Your task:
Repeat the material in full. Keep every line exactly as it is.

Data rows:

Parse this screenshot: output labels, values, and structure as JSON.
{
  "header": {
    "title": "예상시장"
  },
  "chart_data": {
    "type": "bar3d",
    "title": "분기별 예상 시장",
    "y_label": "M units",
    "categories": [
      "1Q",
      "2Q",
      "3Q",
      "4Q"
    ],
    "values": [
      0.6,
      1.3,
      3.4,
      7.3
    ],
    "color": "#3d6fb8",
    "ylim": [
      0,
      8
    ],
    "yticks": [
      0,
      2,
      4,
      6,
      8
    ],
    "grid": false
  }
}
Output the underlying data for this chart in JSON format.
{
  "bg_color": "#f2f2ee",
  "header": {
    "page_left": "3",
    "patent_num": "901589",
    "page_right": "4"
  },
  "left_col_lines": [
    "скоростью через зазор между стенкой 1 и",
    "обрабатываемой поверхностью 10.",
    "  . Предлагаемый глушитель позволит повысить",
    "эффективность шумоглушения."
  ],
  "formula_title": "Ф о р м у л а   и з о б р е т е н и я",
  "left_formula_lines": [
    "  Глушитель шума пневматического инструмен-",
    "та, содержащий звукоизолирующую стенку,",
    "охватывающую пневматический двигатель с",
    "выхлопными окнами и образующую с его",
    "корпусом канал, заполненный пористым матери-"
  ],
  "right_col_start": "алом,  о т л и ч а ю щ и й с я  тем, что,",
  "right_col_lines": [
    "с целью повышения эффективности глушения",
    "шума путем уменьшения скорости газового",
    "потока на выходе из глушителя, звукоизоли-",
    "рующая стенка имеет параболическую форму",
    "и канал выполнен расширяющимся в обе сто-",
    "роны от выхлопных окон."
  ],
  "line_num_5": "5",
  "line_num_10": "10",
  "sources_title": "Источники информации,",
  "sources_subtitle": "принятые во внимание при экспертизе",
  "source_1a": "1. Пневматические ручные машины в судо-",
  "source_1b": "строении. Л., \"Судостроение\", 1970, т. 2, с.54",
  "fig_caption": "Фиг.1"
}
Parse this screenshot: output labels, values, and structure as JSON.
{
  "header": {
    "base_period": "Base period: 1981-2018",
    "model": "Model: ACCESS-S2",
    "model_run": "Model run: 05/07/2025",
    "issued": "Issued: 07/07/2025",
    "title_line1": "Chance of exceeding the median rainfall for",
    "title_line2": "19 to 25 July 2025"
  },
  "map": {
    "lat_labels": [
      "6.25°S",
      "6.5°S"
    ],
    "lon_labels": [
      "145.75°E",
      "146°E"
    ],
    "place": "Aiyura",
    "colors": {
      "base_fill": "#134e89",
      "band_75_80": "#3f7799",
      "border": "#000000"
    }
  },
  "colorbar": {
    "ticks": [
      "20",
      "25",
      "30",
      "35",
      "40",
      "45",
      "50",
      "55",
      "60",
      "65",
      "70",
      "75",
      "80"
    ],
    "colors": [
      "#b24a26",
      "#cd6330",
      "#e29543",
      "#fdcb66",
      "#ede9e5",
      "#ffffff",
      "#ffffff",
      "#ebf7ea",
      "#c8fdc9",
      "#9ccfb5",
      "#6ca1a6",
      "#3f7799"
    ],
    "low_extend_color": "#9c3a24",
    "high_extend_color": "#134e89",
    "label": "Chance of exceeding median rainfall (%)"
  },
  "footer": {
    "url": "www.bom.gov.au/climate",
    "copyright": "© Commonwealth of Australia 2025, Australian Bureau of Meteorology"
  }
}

Solution:
Parse this screenshot: output labels, values, and structure as JSON.
{
  "header": {
    "title": "예상시장"
  },
  "chart_data": {
    "type": "bar3d",
    "title": "분기별 예상 시장",
    "y_label": "M units",
    "categories": [
      "1Q",
      "2Q",
      "3Q",
      "4Q"
    ],
    "values": [
      0.6,
      1.3,
      3.4,
      7.3
    ],
    "color": "#3d6fb8",
    "ylim": [
      0,
      8
    ],
    "yticks": [
      0,
      2,
      4,
      6,
      8
    ],
    "grid": false
  }
}
Output the underlying data for this chart in JSON format.
{
  "bg_color": "#f2f2ee",
  "header": {
    "page_left": "3",
    "patent_num": "901589",
    "page_right": "4"
  },
  "left_col_lines": [
    "скоростью через зазор между стенкой 1 и",
    "обрабатываемой поверхностью 10.",
    "  . Предлагаемый глушитель позволит повысить",
    "эффективность шумоглушения."
  ],
  "formula_title": "Ф о р м у л а   и з о б р е т е н и я",
  "left_formula_lines": [
    "  Глушитель шума пневматического инструмен-",
    "та, содержащий звукоизолирующую стенку,",
    "охватывающую пневматический двигатель с",
    "выхлопными окнами и образующую с его",
    "корпусом канал, заполненный пористым матери-"
  ],
  "right_col_start": "алом,  о т л и ч а ю щ и й с я  тем, что,",
  "right_col_lines": [
    "с целью повышения эффективности глушения",
    "шума путем уменьшения скорости газового",
    "потока на выходе из глушителя, звукоизоли-",
    "рующая стенка имеет параболическую форму",
    "и канал выполнен расширяющимся в обе сто-",
    "роны от выхлопных окон."
  ],
  "line_num_5": "5",
  "line_num_10": "10",
  "sources_title": "Источники информации,",
  "sources_subtitle": "принятые во внимание при экспертизе",
  "source_1a": "1. Пневматические ручные машины в судо-",
  "source_1b": "строении. Л., \"Судостроение\", 1970, т. 2, с.54",
  "fig_caption": "Фиг.1"
}
Parse this screenshot: output labels, values, and structure as JSON.
{
  "header": {
    "base_period": "Base period: 1981-2018",
    "model": "Model: ACCESS-S2",
    "model_run": "Model run: 05/07/2025",
    "issued": "Issued: 07/07/2025",
    "title_line1": "Chance of exceeding the median rainfall for",
    "title_line2": "19 to 25 July 2025"
  },
  "map": {
    "lat_labels": [
      "6.25°S",
      "6.5°S"
    ],
    "lon_labels": [
      "145.75°E",
      "146°E"
    ],
    "place": "Aiyura",
    "colors": {
      "base_fill": "#134e89",
      "band_75_80": "#3f7799",
      "border": "#000000"
    }
  },
  "colorbar": {
    "ticks": [
      "20",
      "25",
      "30",
      "35",
      "40",
      "45",
      "50",
      "55",
      "60",
      "65",
      "70",
      "75",
      "80"
    ],
    "colors": [
      "#b24a26",
      "#cd6330",
      "#e29543",
      "#fdcb66",
      "#ede9e5",
      "#ffffff",
      "#ffffff",
      "#ebf7ea",
      "#c8fdc9",
      "#9ccfb5",
      "#6ca1a6",
      "#3f7799"
    ],
    "low_extend_color": "#9c3a24",
    "high_extend_color": "#134e89",
    "label": "Chance of exceeding median rainfall (%)"
  },
  "footer": {
    "url": "www.bom.gov.au/climate",
    "copyright": "© Commonwealth of Australia 2025, Australian Bureau of Meteorology"
  }
}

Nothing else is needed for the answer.